#### [What the task requires]
Write out each line word for word. Drop pictures.

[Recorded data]
┄┄┄┄┄┄┄┄┄┄

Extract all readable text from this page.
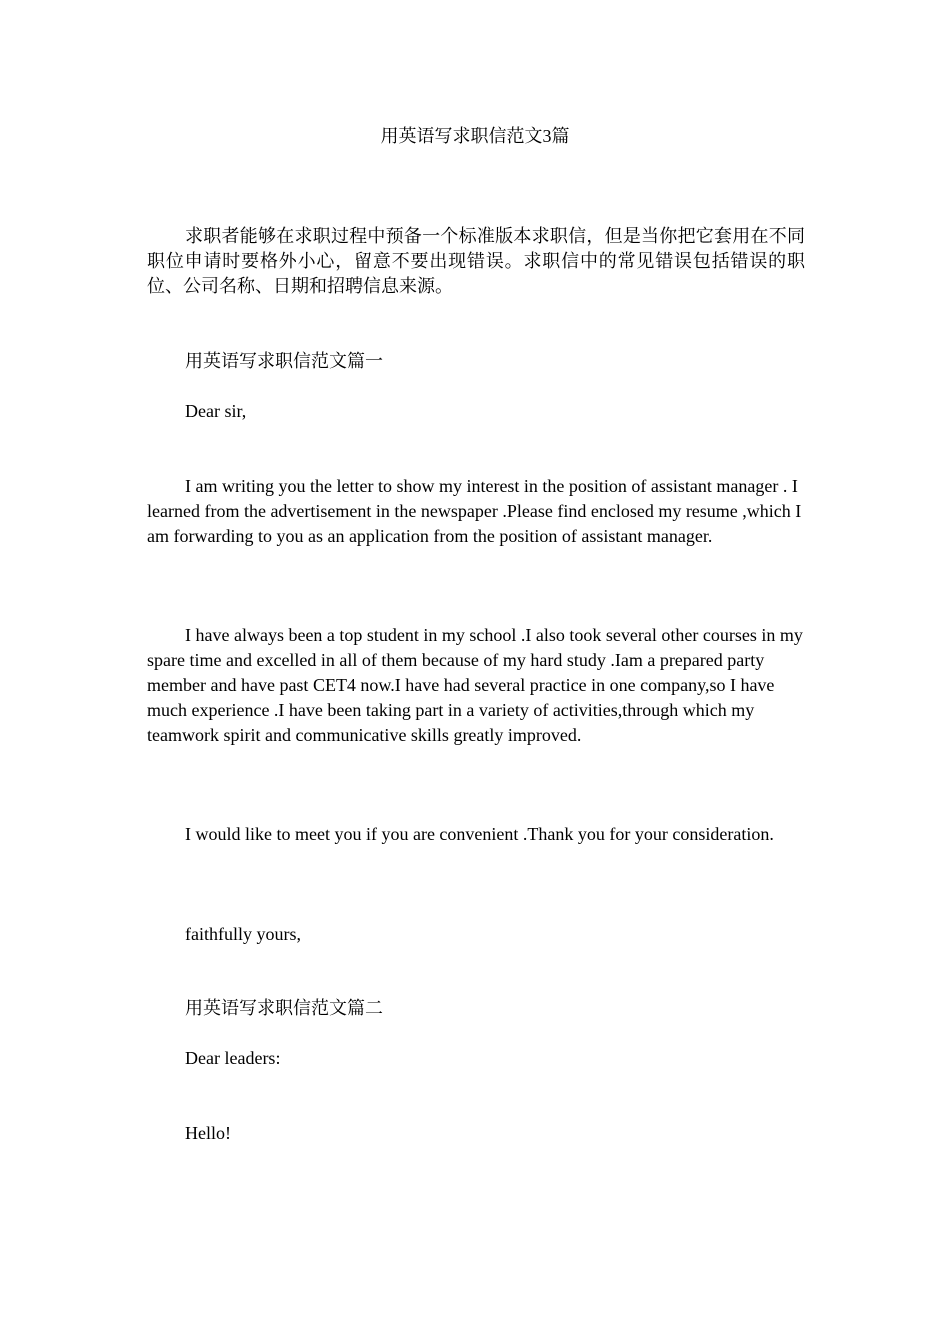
用英语写求职信范文3篇

求职者能够在求职过程中预备一个标准版本求职信，但是当你把它套用在不同职位申请时要格外小心，留意不要出现错误。求职信中的常见错误包括错误的职位、公司名称、日期和招聘信息来源。

用英语写求职信范文篇一

Dear sir,

I am writing you the letter to show my interest in the position of assistant manager . I learned from the advertisement in the newspaper .Please find enclosed my resume ,which I am forwarding to you as an application from the position of assistant manager.

I have always been a top student in my school .I also took several other courses in my spare time and excelled in all of them because of my hard study .Iam a prepared party member and have past CET4 now.I have had several practice in one company,so I have much experience .I have been taking part in a variety of activities,through which my teamwork spirit and communicative skills greatly improved.

I would like to meet you if you are convenient .Thank you for your consideration.

faithfully yours,

用英语写求职信范文篇二

Dear leaders:

Hello!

┄┄┄┄┄┄┄┄┄┄

#### [Complete output]
Extract all readable text from this page.
用英语写求职信范文3篇

求职者能够在求职过程中预备一个标准版本求职信，但是当你把它套用在不同职位申请时要格外小心，留意不要出现错误。求职信中的常见错误包括错误的职位、公司名称、日期和招聘信息来源。

用英语写求职信范文篇一

Dear sir,

I am writing you the letter to show my interest in the position of assistant manager . I learned from the advertisement in the newspaper .Please find enclosed my resume ,which I am forwarding to you as an application from the position of assistant manager.

I have always been a top student in my school .I also took several other courses in my spare time and excelled in all of them because of my hard study .Iam a prepared party member and have past CET4 now.I have had several practice in one company,so I have much experience .I have been taking part in a variety of activities,through which my teamwork spirit and communicative skills greatly improved.

I would like to meet you if you are convenient .Thank you for your consideration.

faithfully yours,

用英语写求职信范文篇二

Dear leaders:

Hello!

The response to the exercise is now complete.